--- begin ---
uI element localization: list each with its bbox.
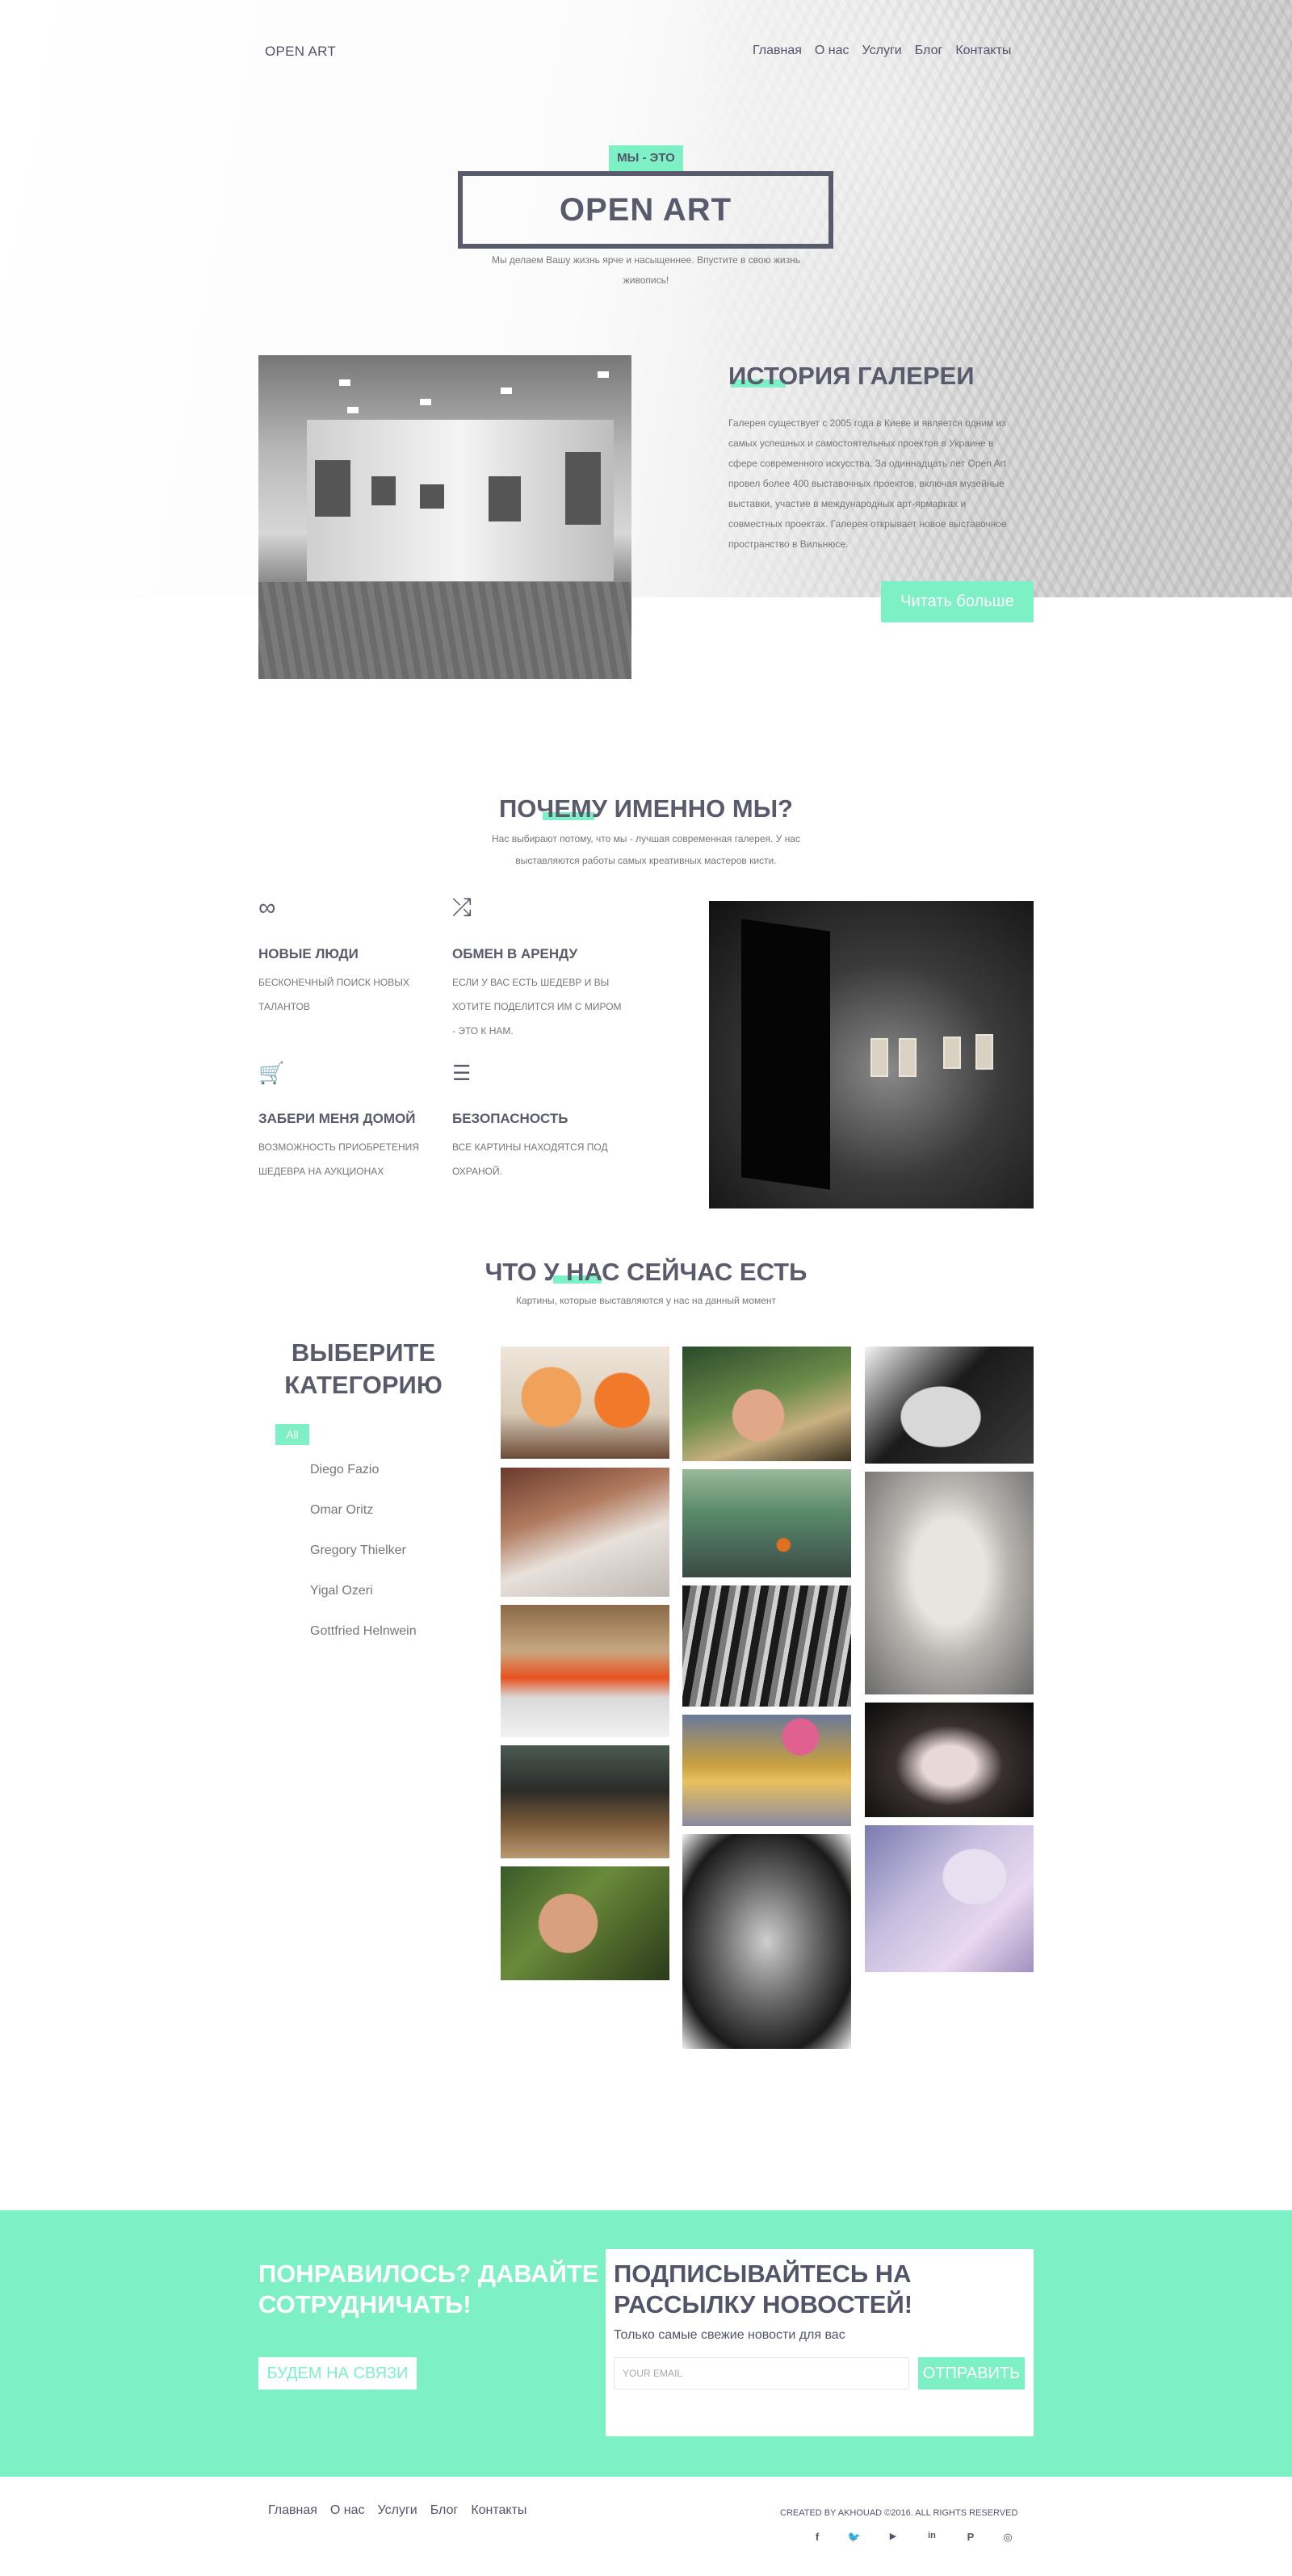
category-all-button[interactable]: All	[275, 1424, 309, 1445]
artwork-woman-leaves[interactable]	[501, 1866, 669, 1980]
nav-services[interactable]: Услуги	[862, 44, 902, 58]
hero-tag: МЫ - ЭТО	[609, 145, 683, 171]
nav-contacts[interactable]: Контакты	[471, 2503, 526, 2518]
what-title: ЧТО У НАС СЕЙЧАС ЕСТЬ	[484, 1258, 808, 1286]
sliders-icon: ☰	[452, 1061, 472, 1085]
youtube-icon[interactable]: ▶	[885, 2531, 901, 2541]
pinterest-icon[interactable]: P	[963, 2531, 979, 2543]
why-title: ПОЧЕМУ ИМЕННО МЫ?	[499, 794, 793, 823]
artwork-water-splash[interactable]	[682, 1585, 851, 1707]
artwork-rainy-street[interactable]	[682, 1469, 851, 1577]
hero-section	[0, 0, 1292, 597]
top-nav: Главная О нас Услуги Блог Контакты	[753, 44, 1011, 58]
artwork-woman-bw[interactable]	[865, 1347, 1034, 1464]
category-title-line1: ВЫБЕРИТЕ	[291, 1338, 436, 1367]
gallery-hall-photo	[709, 901, 1034, 1208]
contact-button[interactable]: БУДЕМ НА СВЯЗИ	[258, 2357, 417, 2390]
artwork-woman-lace[interactable]	[501, 1468, 669, 1597]
artwork-old-man-portrait[interactable]	[682, 1834, 851, 2049]
artwork-woman-dark-hood[interactable]	[501, 1745, 669, 1858]
nav-services[interactable]: Услуги	[378, 2503, 417, 2518]
nav-about[interactable]: О нас	[815, 44, 849, 58]
history-text: Галерея существует с 2005 года в Киеве и…	[728, 417, 1007, 550]
artwork-oranges[interactable]	[501, 1347, 669, 1459]
nav-home[interactable]: Главная	[268, 2503, 317, 2518]
feature-text: Возможность приобретения шедевра на аукц…	[258, 1141, 419, 1177]
linkedin-icon[interactable]: in	[924, 2531, 940, 2540]
shuffle-icon: ⤮	[452, 894, 472, 921]
nav-contacts[interactable]: Контакты	[955, 44, 1011, 58]
category-item[interactable]: Yigal Ozeri	[310, 1584, 373, 1598]
cta-title: ПОНРАВИЛОСЬ? ДАВАЙТЕ СОТРУДНИЧАТЬ!	[258, 2260, 599, 2318]
cart-icon: 🛒	[258, 1061, 285, 1085]
artwork-woman-red-dress[interactable]	[501, 1605, 669, 1737]
why-subtitle: Нас выбирают потому, что мы - лучшая сов…	[492, 833, 800, 866]
artwork-woman-light[interactable]	[682, 1347, 851, 1461]
read-more-button[interactable]: Читать больше	[881, 581, 1034, 622]
nav-about[interactable]: О нас	[330, 2503, 365, 2518]
instagram-icon[interactable]: ◎	[1000, 2531, 1016, 2544]
copyright: CREATED BY AKHOUAD ©2016. ALL RIGHTS RES…	[780, 2508, 1018, 2518]
category-title-line2: КАТЕГОРИЮ	[284, 1371, 443, 1399]
nav-blog[interactable]: Блог	[430, 2503, 459, 2518]
footer-nav: Главная О нас Услуги Блог Контакты	[268, 2503, 526, 2518]
history-title: ИСТОРИЯ ГАЛЕРЕИ	[728, 362, 975, 390]
what-subtitle: Картины, которые выставляются у нас на д…	[515, 1295, 777, 1306]
gallery-interior-photo	[258, 355, 631, 679]
feature-title: БЕЗОПАСНОСТЬ	[452, 1111, 568, 1126]
category-item[interactable]: Diego Fazio	[310, 1463, 379, 1477]
twitter-icon[interactable]: 🐦	[846, 2531, 862, 2544]
brand-logo[interactable]: OPEN ART	[265, 44, 336, 60]
email-input[interactable]: YOUR EMAIL	[614, 2357, 909, 2390]
feature-title: НОВЫЕ ЛЮДИ	[258, 946, 359, 961]
hero-title: OPEN ART	[458, 171, 833, 249]
send-button[interactable]: ОТПРАВИТЬ	[918, 2357, 1025, 2390]
feature-title: ЗАБЕРИ МЕНЯ ДОМОЙ	[258, 1111, 416, 1126]
category-title: ВЫБЕРИТЕ КАТЕГОРИЮ	[242, 1337, 484, 1401]
nav-blog[interactable]: Блог	[915, 44, 943, 58]
category-item[interactable]: Omar Oritz	[310, 1503, 373, 1518]
artwork-umbrella[interactable]	[682, 1715, 851, 1826]
subscribe-title: ПОДПИСЫВАЙТЕСЬ НА РАССЫЛКУ НОВОСТЕЙ!	[614, 2260, 913, 2318]
artwork-two-women[interactable]	[865, 1825, 1034, 1972]
feature-text: Все картины находятся под охраной.	[452, 1141, 608, 1177]
artwork-pale-face[interactable]	[865, 1472, 1034, 1694]
infinity-icon: ∞	[258, 894, 276, 921]
feature-text: Бесконечный поиск новых талантов	[258, 977, 409, 1012]
facebook-icon[interactable]: f	[809, 2531, 825, 2543]
feature-text: Если у вас есть шедевр и вы хотите подел…	[452, 977, 622, 1037]
hero-subtitle: Мы делаем Вашу жизнь ярче и насыщеннее. …	[491, 254, 801, 286]
nav-home[interactable]: Главная	[753, 44, 802, 58]
subscribe-text: Только самые свежие новости для вас	[614, 2328, 845, 2342]
artwork-girl-dark[interactable]	[865, 1703, 1034, 1817]
category-item[interactable]: Gregory Thielker	[310, 1544, 406, 1558]
feature-title: ОБМЕН В АРЕНДУ	[452, 946, 578, 961]
category-item[interactable]: Gottfried Helnwein	[310, 1624, 417, 1639]
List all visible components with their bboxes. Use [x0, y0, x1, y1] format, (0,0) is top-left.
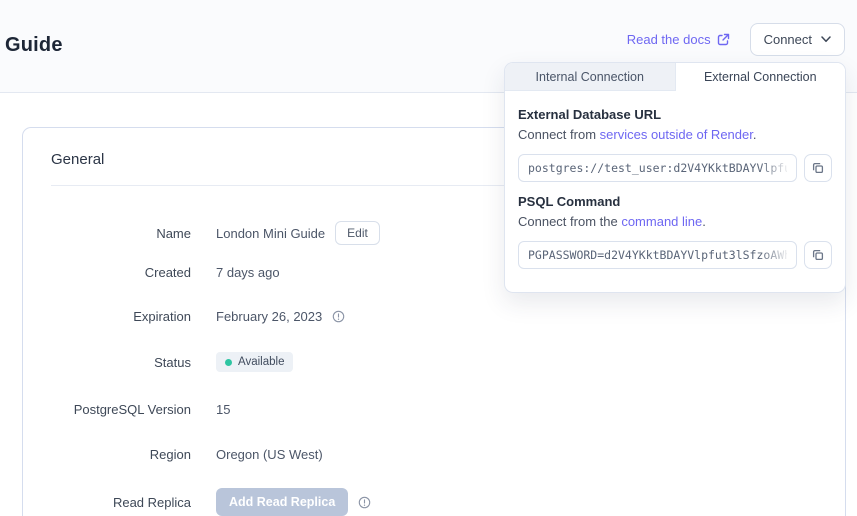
row-status: Status Available — [23, 352, 825, 372]
popover-body: External Database URL Connect from servi… — [505, 91, 845, 293]
read-the-docs-label: Read the docs — [627, 32, 711, 47]
row-read-replica: Read Replica Add Read Replica — [23, 488, 825, 516]
status-dot-icon — [225, 359, 232, 366]
row-region-label: Region — [23, 447, 191, 462]
copy-icon — [811, 161, 825, 175]
row-name-label: Name — [23, 226, 191, 241]
chevron-down-icon — [821, 36, 831, 43]
description-text: Connect from the — [518, 214, 621, 229]
psql-command-description: Connect from the command line. — [518, 214, 832, 229]
tab-internal-connection[interactable]: Internal Connection — [505, 63, 676, 91]
connect-button[interactable]: Connect — [750, 23, 845, 56]
row-status-label: Status — [23, 355, 191, 370]
status-badge: Available — [216, 352, 293, 372]
external-db-url-heading: External Database URL — [518, 107, 832, 122]
description-suffix: . — [753, 127, 757, 142]
row-postgres-version-value: 15 — [216, 402, 230, 417]
row-postgres-version: PostgreSQL Version 15 — [23, 402, 825, 417]
row-read-replica-label: Read Replica — [23, 495, 191, 510]
external-db-url-description: Connect from services outside of Render. — [518, 127, 832, 142]
header-actions: Read the docs Connect — [627, 23, 845, 56]
read-replica-info-icon[interactable] — [358, 496, 371, 509]
external-link-icon — [717, 33, 730, 46]
description-text: Connect from — [518, 127, 600, 142]
edit-name-button[interactable]: Edit — [335, 221, 380, 245]
row-expiration-label: Expiration — [23, 309, 191, 324]
row-expiration: Expiration February 26, 2023 — [23, 309, 825, 324]
row-expiration-value: February 26, 2023 — [216, 309, 322, 324]
connect-popover: Internal Connection External Connection … — [504, 62, 846, 293]
row-name-value: London Mini Guide — [216, 226, 325, 241]
add-read-replica-button[interactable]: Add Read Replica — [216, 488, 348, 516]
copy-psql-command-button[interactable] — [804, 241, 832, 269]
tab-external-connection[interactable]: External Connection — [676, 63, 846, 91]
external-db-url-field-wrap — [518, 154, 797, 182]
row-region: Region Oregon (US West) — [23, 447, 825, 462]
row-postgres-version-label: PostgreSQL Version — [23, 402, 191, 417]
connect-button-label: Connect — [764, 32, 812, 47]
general-card-heading: General — [51, 151, 104, 168]
external-db-url-input[interactable] — [518, 154, 797, 182]
read-the-docs-link[interactable]: Read the docs — [627, 32, 730, 47]
psql-command-heading: PSQL Command — [518, 194, 832, 209]
psql-command-input[interactable] — [518, 241, 797, 269]
row-created-label: Created — [23, 265, 191, 280]
services-outside-render-link[interactable]: services outside of Render — [600, 127, 753, 142]
expiration-info-icon[interactable] — [332, 310, 345, 323]
connection-tabs: Internal Connection External Connection — [505, 63, 845, 91]
copy-icon — [811, 248, 825, 262]
status-badge-label: Available — [238, 356, 284, 368]
command-line-link[interactable]: command line — [621, 214, 702, 229]
page-title: Guide — [5, 34, 63, 57]
description-suffix: . — [702, 214, 706, 229]
row-created-value: 7 days ago — [216, 265, 280, 280]
psql-command-field-wrap — [518, 241, 797, 269]
row-region-value: Oregon (US West) — [216, 447, 323, 462]
copy-external-url-button[interactable] — [804, 154, 832, 182]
--- end ---
- _BRIEF_
Copy the entries word for word, starting at the line that contains "1424, 309, 1445]" and ending at the line that contains "what-title: ЧТО У".

- _THE REPLY_
category-all-button[interactable]: All	[275, 1424, 309, 1445]
artwork-woman-leaves[interactable]	[501, 1866, 669, 1980]
nav-services[interactable]: Услуги	[862, 44, 902, 58]
hero-tag: МЫ - ЭТО	[609, 145, 683, 171]
nav-contacts[interactable]: Контакты	[471, 2503, 526, 2518]
what-title: ЧТО У НАС СЕЙЧАС ЕСТЬ	[484, 1258, 808, 1286]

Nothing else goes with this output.